#### REQUIREMENTS
Copy out all the lines where "JSON" shows up.

[Part of a data file]
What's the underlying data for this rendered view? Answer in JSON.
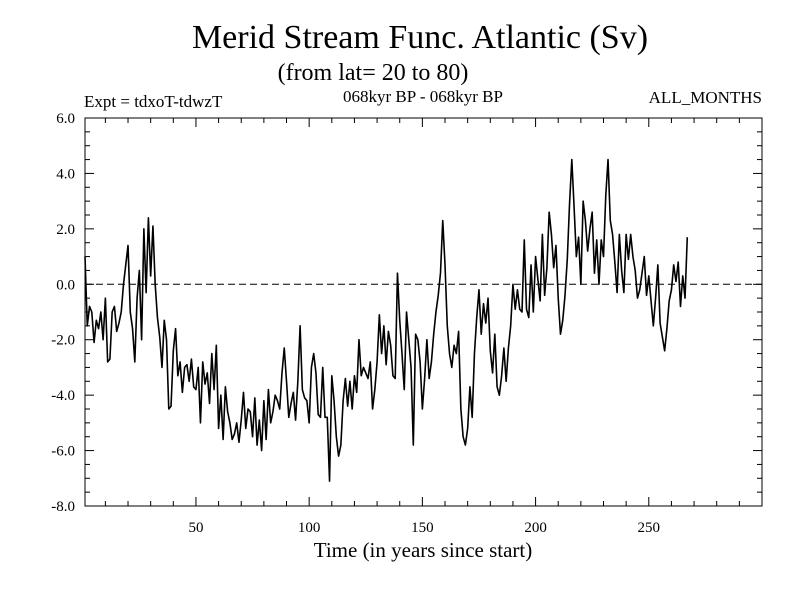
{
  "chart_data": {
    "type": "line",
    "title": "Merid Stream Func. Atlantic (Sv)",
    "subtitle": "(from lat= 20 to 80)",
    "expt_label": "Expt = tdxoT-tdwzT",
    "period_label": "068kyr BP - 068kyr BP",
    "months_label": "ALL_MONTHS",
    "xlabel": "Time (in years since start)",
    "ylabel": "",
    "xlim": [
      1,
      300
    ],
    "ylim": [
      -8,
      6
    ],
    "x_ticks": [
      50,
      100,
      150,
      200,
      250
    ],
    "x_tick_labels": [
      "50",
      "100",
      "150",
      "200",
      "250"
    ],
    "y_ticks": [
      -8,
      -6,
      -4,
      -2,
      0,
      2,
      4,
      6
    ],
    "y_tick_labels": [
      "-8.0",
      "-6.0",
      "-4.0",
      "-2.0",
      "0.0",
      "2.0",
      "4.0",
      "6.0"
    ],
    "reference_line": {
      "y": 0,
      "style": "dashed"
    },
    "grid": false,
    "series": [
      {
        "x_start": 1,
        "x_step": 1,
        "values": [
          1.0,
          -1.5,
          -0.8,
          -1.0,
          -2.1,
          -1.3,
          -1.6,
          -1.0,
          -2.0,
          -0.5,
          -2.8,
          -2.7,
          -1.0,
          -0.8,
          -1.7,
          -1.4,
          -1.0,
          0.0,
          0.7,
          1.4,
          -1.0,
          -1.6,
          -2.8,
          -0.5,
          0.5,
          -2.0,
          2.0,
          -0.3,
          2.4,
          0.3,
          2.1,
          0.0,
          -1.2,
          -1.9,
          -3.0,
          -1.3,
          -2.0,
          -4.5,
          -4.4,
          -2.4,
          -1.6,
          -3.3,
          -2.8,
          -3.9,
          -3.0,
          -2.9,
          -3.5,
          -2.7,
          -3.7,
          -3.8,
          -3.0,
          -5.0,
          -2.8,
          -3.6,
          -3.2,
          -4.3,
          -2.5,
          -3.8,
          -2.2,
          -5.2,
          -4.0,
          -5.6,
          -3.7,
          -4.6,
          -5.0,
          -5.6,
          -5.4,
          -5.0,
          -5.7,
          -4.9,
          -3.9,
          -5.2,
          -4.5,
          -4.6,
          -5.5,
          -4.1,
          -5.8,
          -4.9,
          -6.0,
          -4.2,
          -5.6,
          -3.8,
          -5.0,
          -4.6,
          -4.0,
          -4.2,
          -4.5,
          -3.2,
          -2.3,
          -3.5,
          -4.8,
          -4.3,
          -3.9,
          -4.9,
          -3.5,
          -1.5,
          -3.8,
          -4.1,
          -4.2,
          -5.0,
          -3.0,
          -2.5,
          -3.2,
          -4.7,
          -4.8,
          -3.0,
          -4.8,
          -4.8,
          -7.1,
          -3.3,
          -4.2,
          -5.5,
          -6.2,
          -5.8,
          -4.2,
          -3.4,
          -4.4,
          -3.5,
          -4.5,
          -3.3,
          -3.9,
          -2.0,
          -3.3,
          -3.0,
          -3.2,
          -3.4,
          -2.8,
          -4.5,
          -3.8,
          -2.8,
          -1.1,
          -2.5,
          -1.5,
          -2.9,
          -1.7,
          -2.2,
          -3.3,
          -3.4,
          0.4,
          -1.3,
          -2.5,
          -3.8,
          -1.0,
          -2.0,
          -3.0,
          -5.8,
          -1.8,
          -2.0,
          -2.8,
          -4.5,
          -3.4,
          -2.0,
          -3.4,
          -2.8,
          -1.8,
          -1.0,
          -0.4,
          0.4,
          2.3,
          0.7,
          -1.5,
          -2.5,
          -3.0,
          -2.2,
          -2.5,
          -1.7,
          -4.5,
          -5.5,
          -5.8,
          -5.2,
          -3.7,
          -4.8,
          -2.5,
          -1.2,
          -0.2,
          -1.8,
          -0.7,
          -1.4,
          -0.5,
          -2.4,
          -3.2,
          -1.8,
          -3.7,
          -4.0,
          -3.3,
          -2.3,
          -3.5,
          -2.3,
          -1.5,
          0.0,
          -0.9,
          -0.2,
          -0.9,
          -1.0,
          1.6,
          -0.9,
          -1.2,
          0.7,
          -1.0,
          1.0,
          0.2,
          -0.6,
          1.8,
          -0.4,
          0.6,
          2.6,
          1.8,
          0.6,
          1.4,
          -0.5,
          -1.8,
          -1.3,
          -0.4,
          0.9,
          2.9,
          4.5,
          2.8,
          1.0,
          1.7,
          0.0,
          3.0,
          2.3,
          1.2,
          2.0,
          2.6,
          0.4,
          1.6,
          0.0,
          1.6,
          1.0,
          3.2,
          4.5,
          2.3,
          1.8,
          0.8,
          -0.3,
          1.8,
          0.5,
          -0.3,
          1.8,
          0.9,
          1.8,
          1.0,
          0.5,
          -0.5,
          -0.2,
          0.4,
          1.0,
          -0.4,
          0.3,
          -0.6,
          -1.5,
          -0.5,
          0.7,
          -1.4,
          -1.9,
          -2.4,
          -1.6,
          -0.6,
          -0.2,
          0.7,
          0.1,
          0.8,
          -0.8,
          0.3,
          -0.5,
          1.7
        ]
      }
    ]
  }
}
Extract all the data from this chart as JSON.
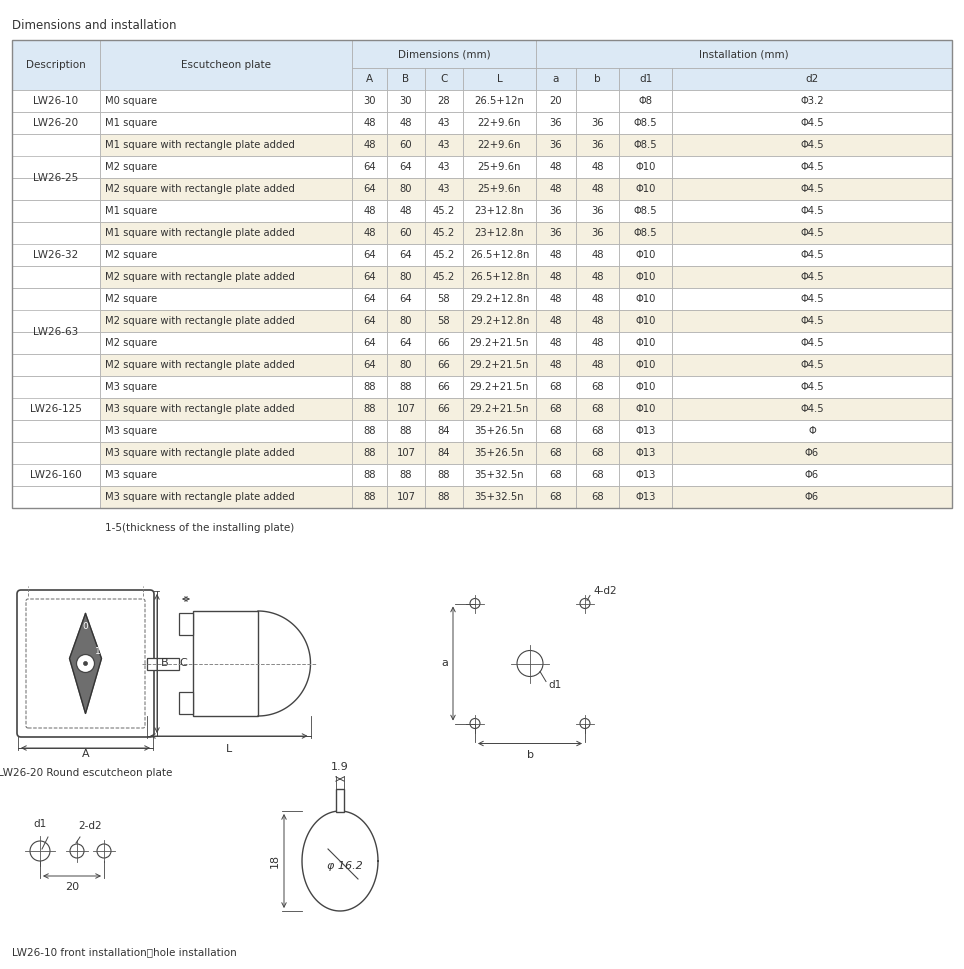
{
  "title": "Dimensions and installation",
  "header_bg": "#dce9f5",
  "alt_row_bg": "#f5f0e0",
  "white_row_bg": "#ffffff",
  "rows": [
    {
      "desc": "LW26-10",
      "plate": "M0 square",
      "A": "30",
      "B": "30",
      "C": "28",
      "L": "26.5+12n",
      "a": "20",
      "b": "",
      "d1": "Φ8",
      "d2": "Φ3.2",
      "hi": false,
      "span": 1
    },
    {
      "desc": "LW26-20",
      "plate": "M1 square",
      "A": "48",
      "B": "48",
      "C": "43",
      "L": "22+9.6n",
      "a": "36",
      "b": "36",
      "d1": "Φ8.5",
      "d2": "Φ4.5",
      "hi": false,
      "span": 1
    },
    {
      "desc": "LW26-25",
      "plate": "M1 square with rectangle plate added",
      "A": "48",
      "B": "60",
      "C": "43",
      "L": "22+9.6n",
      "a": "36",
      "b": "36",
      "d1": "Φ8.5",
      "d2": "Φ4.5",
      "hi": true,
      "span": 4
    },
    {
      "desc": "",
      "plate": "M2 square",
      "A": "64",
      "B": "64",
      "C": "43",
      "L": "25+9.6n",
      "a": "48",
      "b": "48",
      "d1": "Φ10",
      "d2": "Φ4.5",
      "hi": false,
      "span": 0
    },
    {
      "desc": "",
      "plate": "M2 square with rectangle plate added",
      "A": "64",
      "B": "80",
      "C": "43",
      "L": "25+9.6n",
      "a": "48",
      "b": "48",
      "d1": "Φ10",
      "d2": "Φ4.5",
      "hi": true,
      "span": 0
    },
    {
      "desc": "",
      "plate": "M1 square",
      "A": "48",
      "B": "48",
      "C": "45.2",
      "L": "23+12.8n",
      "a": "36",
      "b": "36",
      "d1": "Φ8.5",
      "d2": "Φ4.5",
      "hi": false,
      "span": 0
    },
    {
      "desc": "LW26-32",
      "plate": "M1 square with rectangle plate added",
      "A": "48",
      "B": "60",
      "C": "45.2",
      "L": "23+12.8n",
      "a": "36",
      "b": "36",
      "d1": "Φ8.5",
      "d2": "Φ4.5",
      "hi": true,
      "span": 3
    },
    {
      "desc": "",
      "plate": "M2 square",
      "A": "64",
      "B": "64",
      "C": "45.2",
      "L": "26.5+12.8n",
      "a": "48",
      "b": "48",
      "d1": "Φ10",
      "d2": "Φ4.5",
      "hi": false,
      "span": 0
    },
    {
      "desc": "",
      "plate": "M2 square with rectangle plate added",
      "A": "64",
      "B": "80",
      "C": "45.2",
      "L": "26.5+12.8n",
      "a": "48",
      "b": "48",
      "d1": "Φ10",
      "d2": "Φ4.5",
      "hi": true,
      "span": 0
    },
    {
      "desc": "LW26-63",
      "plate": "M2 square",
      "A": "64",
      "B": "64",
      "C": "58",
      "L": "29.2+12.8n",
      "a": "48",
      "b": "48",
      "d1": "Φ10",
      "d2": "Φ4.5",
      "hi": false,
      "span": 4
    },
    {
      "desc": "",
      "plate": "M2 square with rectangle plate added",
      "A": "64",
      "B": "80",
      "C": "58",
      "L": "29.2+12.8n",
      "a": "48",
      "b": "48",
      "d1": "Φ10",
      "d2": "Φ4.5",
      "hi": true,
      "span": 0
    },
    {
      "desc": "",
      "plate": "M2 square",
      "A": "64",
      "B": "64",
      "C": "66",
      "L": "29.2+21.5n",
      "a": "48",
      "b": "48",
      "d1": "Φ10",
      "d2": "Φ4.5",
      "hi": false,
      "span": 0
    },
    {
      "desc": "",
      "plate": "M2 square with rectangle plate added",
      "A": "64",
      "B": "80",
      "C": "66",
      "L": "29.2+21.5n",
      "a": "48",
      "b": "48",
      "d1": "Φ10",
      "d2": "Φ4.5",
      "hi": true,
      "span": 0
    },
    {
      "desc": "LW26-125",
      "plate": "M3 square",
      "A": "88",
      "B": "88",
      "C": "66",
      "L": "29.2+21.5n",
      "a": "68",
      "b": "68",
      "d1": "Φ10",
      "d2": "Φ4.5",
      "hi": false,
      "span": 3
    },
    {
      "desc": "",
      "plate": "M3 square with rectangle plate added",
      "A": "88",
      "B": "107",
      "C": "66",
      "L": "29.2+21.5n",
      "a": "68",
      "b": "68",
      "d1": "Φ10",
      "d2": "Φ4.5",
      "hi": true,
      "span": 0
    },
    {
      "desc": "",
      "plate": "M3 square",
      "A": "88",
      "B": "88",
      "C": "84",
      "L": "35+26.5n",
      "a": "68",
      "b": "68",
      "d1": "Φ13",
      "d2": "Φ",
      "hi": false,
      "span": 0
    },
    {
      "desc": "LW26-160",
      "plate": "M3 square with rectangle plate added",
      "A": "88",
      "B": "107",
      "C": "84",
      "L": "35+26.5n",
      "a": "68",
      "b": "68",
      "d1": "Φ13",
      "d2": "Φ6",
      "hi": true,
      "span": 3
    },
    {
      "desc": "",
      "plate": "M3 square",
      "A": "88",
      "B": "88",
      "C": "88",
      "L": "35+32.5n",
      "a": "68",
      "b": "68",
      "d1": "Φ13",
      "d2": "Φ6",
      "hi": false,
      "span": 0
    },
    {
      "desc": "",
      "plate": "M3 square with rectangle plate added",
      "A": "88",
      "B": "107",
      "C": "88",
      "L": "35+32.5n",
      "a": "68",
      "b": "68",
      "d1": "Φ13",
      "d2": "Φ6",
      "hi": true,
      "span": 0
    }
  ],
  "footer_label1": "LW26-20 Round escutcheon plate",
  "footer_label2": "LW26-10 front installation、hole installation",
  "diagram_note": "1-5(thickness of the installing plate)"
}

#### FINISHED EXERCISE
What's the underlying data for this rendered view? Answer in JSON.
Extract all the data from this chart as JSON.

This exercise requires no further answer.